:: Raw records ::

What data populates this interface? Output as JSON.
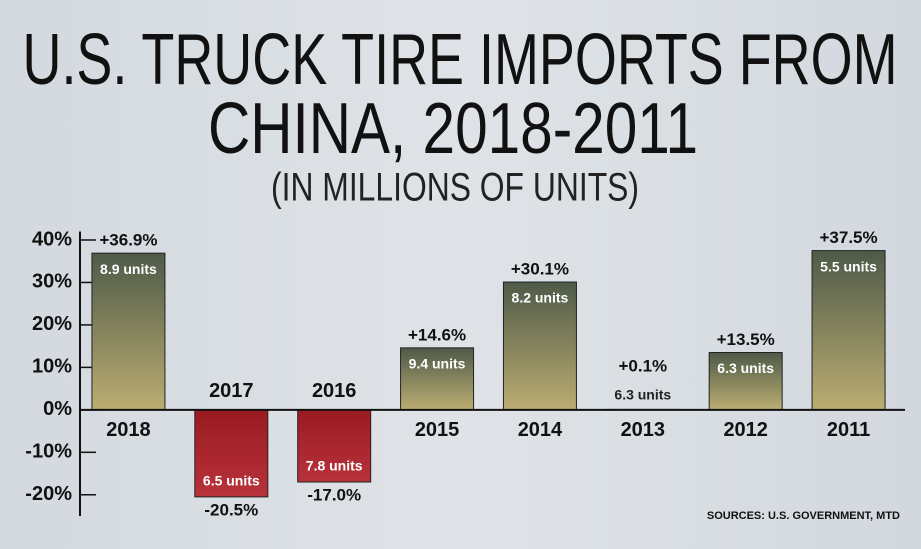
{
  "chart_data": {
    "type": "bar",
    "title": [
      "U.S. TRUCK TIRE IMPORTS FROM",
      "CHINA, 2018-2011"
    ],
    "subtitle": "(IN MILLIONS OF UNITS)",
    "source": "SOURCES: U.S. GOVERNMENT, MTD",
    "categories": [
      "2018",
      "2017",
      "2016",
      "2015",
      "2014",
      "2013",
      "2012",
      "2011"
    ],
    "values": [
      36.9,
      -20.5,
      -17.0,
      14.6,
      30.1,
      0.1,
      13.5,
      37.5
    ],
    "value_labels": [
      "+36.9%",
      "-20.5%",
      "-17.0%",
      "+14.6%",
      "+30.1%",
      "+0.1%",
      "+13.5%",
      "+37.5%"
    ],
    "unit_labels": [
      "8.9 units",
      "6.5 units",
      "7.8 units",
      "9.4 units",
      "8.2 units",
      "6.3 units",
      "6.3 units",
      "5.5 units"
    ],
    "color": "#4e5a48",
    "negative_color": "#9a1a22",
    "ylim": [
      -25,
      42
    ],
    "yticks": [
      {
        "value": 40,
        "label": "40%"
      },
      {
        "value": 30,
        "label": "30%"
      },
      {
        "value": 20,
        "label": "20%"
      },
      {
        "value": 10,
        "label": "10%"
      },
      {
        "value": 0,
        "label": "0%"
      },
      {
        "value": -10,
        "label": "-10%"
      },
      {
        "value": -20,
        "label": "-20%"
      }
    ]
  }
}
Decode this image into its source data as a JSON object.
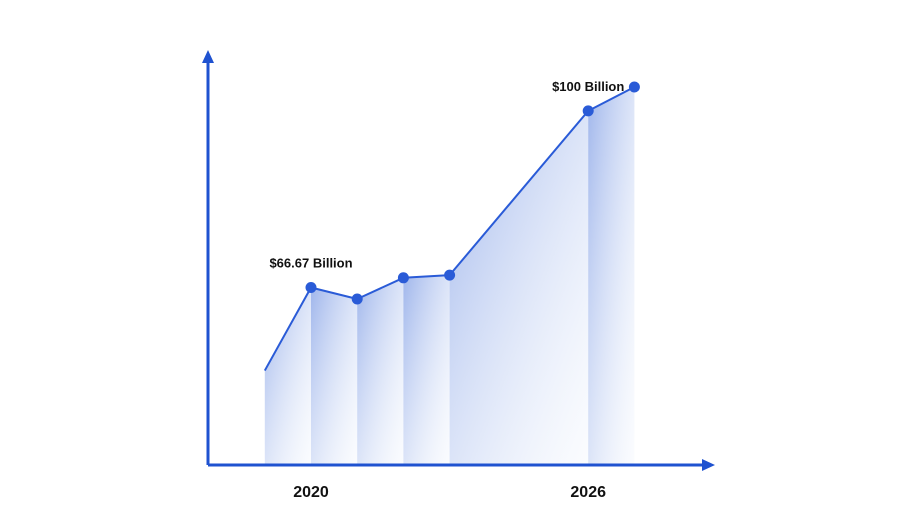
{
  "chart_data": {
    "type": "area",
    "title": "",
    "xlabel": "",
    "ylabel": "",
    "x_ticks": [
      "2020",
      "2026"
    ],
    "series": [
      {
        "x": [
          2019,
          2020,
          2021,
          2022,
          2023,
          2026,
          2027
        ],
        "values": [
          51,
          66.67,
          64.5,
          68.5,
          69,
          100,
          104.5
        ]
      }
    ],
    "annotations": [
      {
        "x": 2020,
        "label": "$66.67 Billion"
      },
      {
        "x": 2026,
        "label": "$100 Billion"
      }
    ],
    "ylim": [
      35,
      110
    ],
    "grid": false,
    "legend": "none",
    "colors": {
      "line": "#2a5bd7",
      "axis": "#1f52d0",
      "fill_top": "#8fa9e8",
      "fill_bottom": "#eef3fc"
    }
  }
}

:::

The records above must be printed exactly; the pictures stay out.

What data populates this interface? Output as JSON.
{
  "chart_data": {
    "type": "bar",
    "title": [
      "U.S. TRUCK TIRE IMPORTS FROM",
      "CHINA, 2018-2011"
    ],
    "subtitle": "(IN MILLIONS OF UNITS)",
    "source": "SOURCES: U.S. GOVERNMENT, MTD",
    "categories": [
      "2018",
      "2017",
      "2016",
      "2015",
      "2014",
      "2013",
      "2012",
      "2011"
    ],
    "values": [
      36.9,
      -20.5,
      -17.0,
      14.6,
      30.1,
      0.1,
      13.5,
      37.5
    ],
    "value_labels": [
      "+36.9%",
      "-20.5%",
      "-17.0%",
      "+14.6%",
      "+30.1%",
      "+0.1%",
      "+13.5%",
      "+37.5%"
    ],
    "unit_labels": [
      "8.9 units",
      "6.5 units",
      "7.8 units",
      "9.4 units",
      "8.2 units",
      "6.3 units",
      "6.3 units",
      "5.5 units"
    ],
    "color": "#4e5a48",
    "negative_color": "#9a1a22",
    "ylim": [
      -25,
      42
    ],
    "yticks": [
      {
        "value": 40,
        "label": "40%"
      },
      {
        "value": 30,
        "label": "30%"
      },
      {
        "value": 20,
        "label": "20%"
      },
      {
        "value": 10,
        "label": "10%"
      },
      {
        "value": 0,
        "label": "0%"
      },
      {
        "value": -10,
        "label": "-10%"
      },
      {
        "value": -20,
        "label": "-20%"
      }
    ]
  }
}
Decode this image into its source data as a JSON object.
{
  "chart_data": {
    "type": "area",
    "title": "",
    "xlabel": "",
    "ylabel": "",
    "x_ticks": [
      "2020",
      "2026"
    ],
    "series": [
      {
        "x": [
          2019,
          2020,
          2021,
          2022,
          2023,
          2026,
          2027
        ],
        "values": [
          51,
          66.67,
          64.5,
          68.5,
          69,
          100,
          104.5
        ]
      }
    ],
    "annotations": [
      {
        "x": 2020,
        "label": "$66.67 Billion"
      },
      {
        "x": 2026,
        "label": "$100 Billion"
      }
    ],
    "ylim": [
      35,
      110
    ],
    "grid": false,
    "legend": "none",
    "colors": {
      "line": "#2a5bd7",
      "axis": "#1f52d0",
      "fill_top": "#8fa9e8",
      "fill_bottom": "#eef3fc"
    }
  }
}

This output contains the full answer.